(Source data)
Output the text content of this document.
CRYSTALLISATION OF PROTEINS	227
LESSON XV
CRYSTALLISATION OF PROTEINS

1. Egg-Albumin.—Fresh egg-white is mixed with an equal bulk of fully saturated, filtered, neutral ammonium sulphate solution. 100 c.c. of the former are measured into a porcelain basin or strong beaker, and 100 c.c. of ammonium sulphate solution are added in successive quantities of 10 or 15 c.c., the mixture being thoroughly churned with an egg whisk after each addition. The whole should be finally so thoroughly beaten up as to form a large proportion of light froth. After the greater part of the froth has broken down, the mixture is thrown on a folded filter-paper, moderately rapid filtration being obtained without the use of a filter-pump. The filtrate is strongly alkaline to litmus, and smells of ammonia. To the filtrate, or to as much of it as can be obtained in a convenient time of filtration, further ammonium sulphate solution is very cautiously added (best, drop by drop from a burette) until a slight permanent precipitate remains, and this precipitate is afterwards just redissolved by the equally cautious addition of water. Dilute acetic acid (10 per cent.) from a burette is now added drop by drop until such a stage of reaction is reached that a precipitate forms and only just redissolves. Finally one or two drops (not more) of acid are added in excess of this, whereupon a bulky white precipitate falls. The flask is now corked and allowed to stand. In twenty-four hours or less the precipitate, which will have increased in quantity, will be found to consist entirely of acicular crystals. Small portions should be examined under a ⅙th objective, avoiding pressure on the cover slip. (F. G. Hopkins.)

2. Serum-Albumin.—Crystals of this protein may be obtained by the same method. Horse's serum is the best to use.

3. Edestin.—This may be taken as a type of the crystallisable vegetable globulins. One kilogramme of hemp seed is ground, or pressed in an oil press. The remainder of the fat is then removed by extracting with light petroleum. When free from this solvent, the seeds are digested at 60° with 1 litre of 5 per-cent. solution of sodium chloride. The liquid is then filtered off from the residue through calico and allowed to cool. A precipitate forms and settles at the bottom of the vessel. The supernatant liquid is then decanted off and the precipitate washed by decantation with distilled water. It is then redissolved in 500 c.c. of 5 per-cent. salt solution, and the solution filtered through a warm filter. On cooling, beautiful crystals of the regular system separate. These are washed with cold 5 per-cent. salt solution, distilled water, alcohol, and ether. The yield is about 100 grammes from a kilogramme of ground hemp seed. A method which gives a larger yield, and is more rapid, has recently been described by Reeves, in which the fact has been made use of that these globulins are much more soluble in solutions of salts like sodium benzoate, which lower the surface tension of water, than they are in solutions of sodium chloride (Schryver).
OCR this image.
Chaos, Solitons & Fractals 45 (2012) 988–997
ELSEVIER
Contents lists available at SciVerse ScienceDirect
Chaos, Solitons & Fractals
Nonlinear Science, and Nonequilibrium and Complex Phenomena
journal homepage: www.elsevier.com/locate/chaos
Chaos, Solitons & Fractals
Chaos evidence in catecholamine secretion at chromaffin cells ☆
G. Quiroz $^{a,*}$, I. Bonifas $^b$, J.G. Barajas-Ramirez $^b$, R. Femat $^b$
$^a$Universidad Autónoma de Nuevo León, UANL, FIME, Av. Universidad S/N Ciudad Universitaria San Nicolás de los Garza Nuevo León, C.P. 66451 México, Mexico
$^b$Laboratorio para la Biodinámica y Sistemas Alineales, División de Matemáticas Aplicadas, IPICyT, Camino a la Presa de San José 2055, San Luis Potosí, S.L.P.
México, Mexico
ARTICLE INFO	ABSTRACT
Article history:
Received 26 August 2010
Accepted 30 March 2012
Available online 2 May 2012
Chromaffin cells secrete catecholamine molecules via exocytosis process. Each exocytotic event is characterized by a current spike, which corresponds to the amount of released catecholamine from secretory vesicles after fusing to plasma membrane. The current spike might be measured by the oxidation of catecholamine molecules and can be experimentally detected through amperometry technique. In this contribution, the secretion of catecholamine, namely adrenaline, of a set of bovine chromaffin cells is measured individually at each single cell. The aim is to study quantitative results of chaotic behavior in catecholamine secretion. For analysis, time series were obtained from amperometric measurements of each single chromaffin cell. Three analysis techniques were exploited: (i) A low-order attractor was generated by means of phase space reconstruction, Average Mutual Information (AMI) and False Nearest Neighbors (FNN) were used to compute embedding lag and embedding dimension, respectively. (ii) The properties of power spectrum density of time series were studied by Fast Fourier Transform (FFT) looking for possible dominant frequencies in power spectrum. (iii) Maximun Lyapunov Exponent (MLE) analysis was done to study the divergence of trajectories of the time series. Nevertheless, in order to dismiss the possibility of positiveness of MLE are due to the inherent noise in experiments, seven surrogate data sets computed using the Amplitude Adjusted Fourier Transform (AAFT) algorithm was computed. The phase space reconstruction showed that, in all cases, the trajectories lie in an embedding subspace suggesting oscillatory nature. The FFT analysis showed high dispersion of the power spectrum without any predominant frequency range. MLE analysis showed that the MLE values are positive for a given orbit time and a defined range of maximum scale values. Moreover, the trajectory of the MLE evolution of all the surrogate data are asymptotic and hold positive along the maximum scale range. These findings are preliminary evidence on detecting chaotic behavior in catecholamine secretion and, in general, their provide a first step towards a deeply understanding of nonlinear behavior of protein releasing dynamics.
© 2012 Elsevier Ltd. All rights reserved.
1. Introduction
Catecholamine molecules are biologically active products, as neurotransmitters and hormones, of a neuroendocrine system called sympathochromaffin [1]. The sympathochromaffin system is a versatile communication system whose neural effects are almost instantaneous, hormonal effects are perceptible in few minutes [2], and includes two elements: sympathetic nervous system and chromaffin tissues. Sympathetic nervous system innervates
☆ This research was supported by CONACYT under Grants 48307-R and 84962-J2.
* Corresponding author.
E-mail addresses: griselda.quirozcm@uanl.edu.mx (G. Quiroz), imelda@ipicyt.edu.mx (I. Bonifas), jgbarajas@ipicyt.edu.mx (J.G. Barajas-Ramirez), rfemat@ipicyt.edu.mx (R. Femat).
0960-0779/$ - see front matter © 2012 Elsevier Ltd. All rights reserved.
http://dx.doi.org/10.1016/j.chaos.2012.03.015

What is required
Please output the records shown above, with every character intact.

Answer for the task
Output the text content of this document.
CRYSTALLISATION OF PROTEINS	227
LESSON XV
CRYSTALLISATION OF PROTEINS

1. Egg-Albumin.—Fresh egg-white is mixed with an equal bulk of fully saturated, filtered, neutral ammonium sulphate solution. 100 c.c. of the former are measured into a porcelain basin or strong beaker, and 100 c.c. of ammonium sulphate solution are added in successive quantities of 10 or 15 c.c., the mixture being thoroughly churned with an egg whisk after each addition. The whole should be finally so thoroughly beaten up as to form a large proportion of light froth. After the greater part of the froth has broken down, the mixture is thrown on a folded filter-paper, moderately rapid filtration being obtained without the use of a filter-pump. The filtrate is strongly alkaline to litmus, and smells of ammonia. To the filtrate, or to as much of it as can be obtained in a convenient time of filtration, further ammonium sulphate solution is very cautiously added (best, drop by drop from a burette) until a slight permanent precipitate remains, and this precipitate is afterwards just redissolved by the equally cautious addition of water. Dilute acetic acid (10 per cent.) from a burette is now added drop by drop until such a stage of reaction is reached that a precipitate forms and only just redissolves. Finally one or two drops (not more) of acid are added in excess of this, whereupon a bulky white precipitate falls. The flask is now corked and allowed to stand. In twenty-four hours or less the precipitate, which will have increased in quantity, will be found to consist entirely of acicular crystals. Small portions should be examined under a ⅙th objective, avoiding pressure on the cover slip. (F. G. Hopkins.)

2. Serum-Albumin.—Crystals of this protein may be obtained by the same method. Horse's serum is the best to use.

3. Edestin.—This may be taken as a type of the crystallisable vegetable globulins. One kilogramme of hemp seed is ground, or pressed in an oil press. The remainder of the fat is then removed by extracting with light petroleum. When free from this solvent, the seeds are digested at 60° with 1 litre of 5 per-cent. solution of sodium chloride. The liquid is then filtered off from the residue through calico and allowed to cool. A precipitate forms and settles at the bottom of the vessel. The supernatant liquid is then decanted off and the precipitate washed by decantation with distilled water. It is then redissolved in 500 c.c. of 5 per-cent. salt solution, and the solution filtered through a warm filter. On cooling, beautiful crystals of the regular system separate. These are washed with cold 5 per-cent. salt solution, distilled water, alcohol, and ether. The yield is about 100 grammes from a kilogramme of ground hemp seed. A method which gives a larger yield, and is more rapid, has recently been described by Reeves, in which the fact has been made use of that these globulins are much more soluble in solutions of salts like sodium benzoate, which lower the surface tension of water, than they are in solutions of sodium chloride (Schryver).
OCR this image.
Chaos, Solitons & Fractals 45 (2012) 988–997
ELSEVIER
Contents lists available at SciVerse ScienceDirect
Chaos, Solitons & Fractals
Nonlinear Science, and Nonequilibrium and Complex Phenomena
journal homepage: www.elsevier.com/locate/chaos
Chaos, Solitons & Fractals
Chaos evidence in catecholamine secretion at chromaffin cells ☆
G. Quiroz $^{a,*}$, I. Bonifas $^b$, J.G. Barajas-Ramirez $^b$, R. Femat $^b$
$^a$Universidad Autónoma de Nuevo León, UANL, FIME, Av. Universidad S/N Ciudad Universitaria San Nicolás de los Garza Nuevo León, C.P. 66451 México, Mexico
$^b$Laboratorio para la Biodinámica y Sistemas Alineales, División de Matemáticas Aplicadas, IPICyT, Camino a la Presa de San José 2055, San Luis Potosí, S.L.P.
México, Mexico
ARTICLE INFO	ABSTRACT
Article history:
Received 26 August 2010
Accepted 30 March 2012
Available online 2 May 2012
Chromaffin cells secrete catecholamine molecules via exocytosis process. Each exocytotic event is characterized by a current spike, which corresponds to the amount of released catecholamine from secretory vesicles after fusing to plasma membrane. The current spike might be measured by the oxidation of catecholamine molecules and can be experimentally detected through amperometry technique. In this contribution, the secretion of catecholamine, namely adrenaline, of a set of bovine chromaffin cells is measured individually at each single cell. The aim is to study quantitative results of chaotic behavior in catecholamine secretion. For analysis, time series were obtained from amperometric measurements of each single chromaffin cell. Three analysis techniques were exploited: (i) A low-order attractor was generated by means of phase space reconstruction, Average Mutual Information (AMI) and False Nearest Neighbors (FNN) were used to compute embedding lag and embedding dimension, respectively. (ii) The properties of power spectrum density of time series were studied by Fast Fourier Transform (FFT) looking for possible dominant frequencies in power spectrum. (iii) Maximun Lyapunov Exponent (MLE) analysis was done to study the divergence of trajectories of the time series. Nevertheless, in order to dismiss the possibility of positiveness of MLE are due to the inherent noise in experiments, seven surrogate data sets computed using the Amplitude Adjusted Fourier Transform (AAFT) algorithm was computed. The phase space reconstruction showed that, in all cases, the trajectories lie in an embedding subspace suggesting oscillatory nature. The FFT analysis showed high dispersion of the power spectrum without any predominant frequency range. MLE analysis showed that the MLE values are positive for a given orbit time and a defined range of maximum scale values. Moreover, the trajectory of the MLE evolution of all the surrogate data are asymptotic and hold positive along the maximum scale range. These findings are preliminary evidence on detecting chaotic behavior in catecholamine secretion and, in general, their provide a first step towards a deeply understanding of nonlinear behavior of protein releasing dynamics.
© 2012 Elsevier Ltd. All rights reserved.
1. Introduction
Catecholamine molecules are biologically active products, as neurotransmitters and hormones, of a neuroendocrine system called sympathochromaffin [1]. The sympathochromaffin system is a versatile communication system whose neural effects are almost instantaneous, hormonal effects are perceptible in few minutes [2], and includes two elements: sympathetic nervous system and chromaffin tissues. Sympathetic nervous system innervates
☆ This research was supported by CONACYT under Grants 48307-R and 84962-J2.
* Corresponding author.
E-mail addresses: griselda.quirozcm@uanl.edu.mx (G. Quiroz), imelda@ipicyt.edu.mx (I. Bonifas), jgbarajas@ipicyt.edu.mx (J.G. Barajas-Ramirez), rfemat@ipicyt.edu.mx (R. Femat).
0960-0779/$ - see front matter © 2012 Elsevier Ltd. All rights reserved.
http://dx.doi.org/10.1016/j.chaos.2012.03.015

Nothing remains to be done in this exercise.